Task input:

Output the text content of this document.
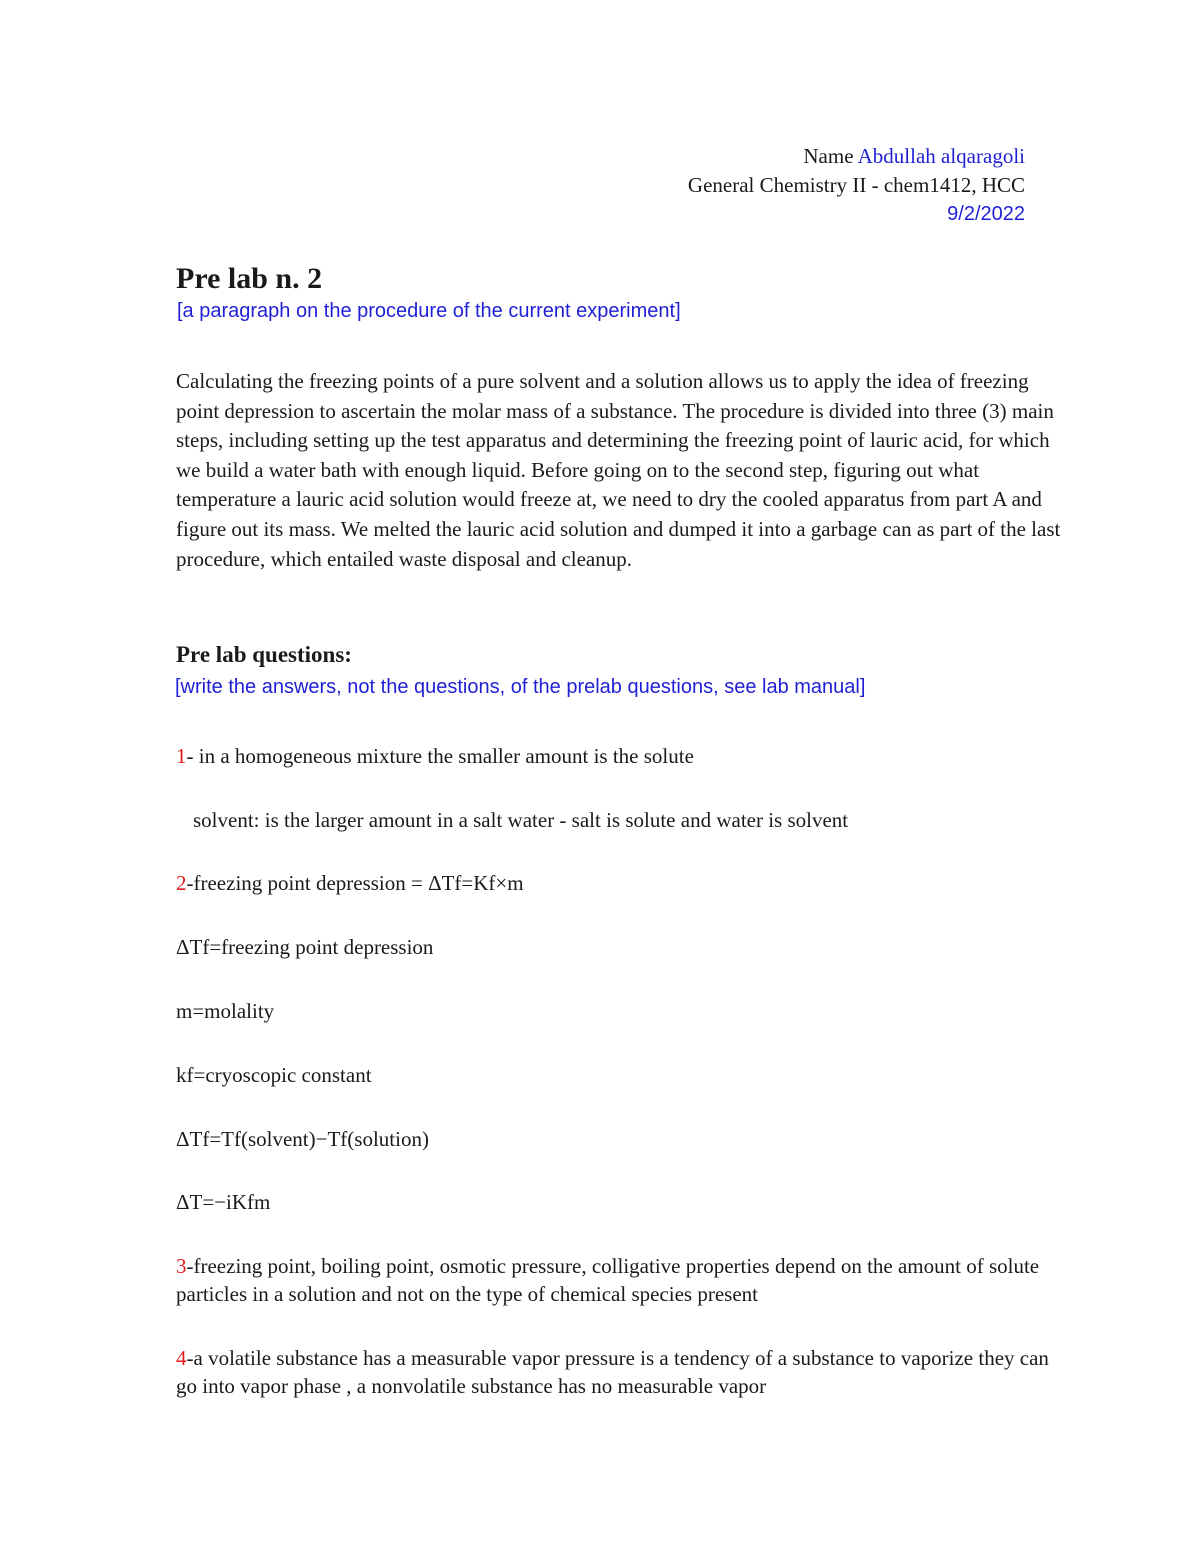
Name Abdullah alqaragoli
General Chemistry II - chem1412, HCC
9/2/2022
Pre lab n. 2

[a paragraph on the procedure of the current experiment]

Calculating the freezing points of a pure solvent and a solution allows us to apply the idea of freezing point depression to ascertain the molar mass of a substance. The procedure is divided into three (3) main steps, including setting up the test apparatus and determining the freezing point of lauric acid, for which we build a water bath with enough liquid. Before going on to the second step, figuring out what temperature a lauric acid solution would freeze at, we need to dry the cooled apparatus from part A and figure out its mass. We melted the lauric acid solution and dumped it into a garbage can as part of the last procedure, which entailed waste disposal and cleanup.

Pre lab questions:

[write the answers, not the questions, of the prelab questions, see lab manual]

1- in a homogeneous mixture the smaller amount is the solute

solvent: is the larger amount in a salt water - salt is solute and water is solvent

2-freezing point depression = ΔTf=Kf×m

ΔTf=freezing point depression

m=molality

kf=cryoscopic constant

ΔTf=Tf(solvent)−Tf(solution)

ΔT=−iKfm

3-freezing point, boiling point, osmotic pressure, colligative properties depend on the amount of solute particles in a solution and not on the type of chemical species present

4-a volatile substance has a measurable vapor pressure is a tendency of a substance to vaporize they can go into vapor phase , a nonvolatile substance has no measurable vapor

What this task involves:
Reproduce the whole listing word for word, setting aside any pictures.

Output of the exercise:
Output the text content of this document.
Name Abdullah alqaragoli
General Chemistry II - chem1412, HCC
9/2/2022
Pre lab n. 2

[a paragraph on the procedure of the current experiment]

Calculating the freezing points of a pure solvent and a solution allows us to apply the idea of freezing point depression to ascertain the molar mass of a substance. The procedure is divided into three (3) main steps, including setting up the test apparatus and determining the freezing point of lauric acid, for which we build a water bath with enough liquid. Before going on to the second step, figuring out what temperature a lauric acid solution would freeze at, we need to dry the cooled apparatus from part A and figure out its mass. We melted the lauric acid solution and dumped it into a garbage can as part of the last procedure, which entailed waste disposal and cleanup.

Pre lab questions:

[write the answers, not the questions, of the prelab questions, see lab manual]

1- in a homogeneous mixture the smaller amount is the solute

solvent: is the larger amount in a salt water - salt is solute and water is solvent

2-freezing point depression = ΔTf=Kf×m

ΔTf=freezing point depression

m=molality

kf=cryoscopic constant

ΔTf=Tf(solvent)−Tf(solution)

ΔT=−iKfm

3-freezing point, boiling point, osmotic pressure, colligative properties depend on the amount of solute particles in a solution and not on the type of chemical species present

4-a volatile substance has a measurable vapor pressure is a tendency of a substance to vaporize they can go into vapor phase , a nonvolatile substance has no measurable vapor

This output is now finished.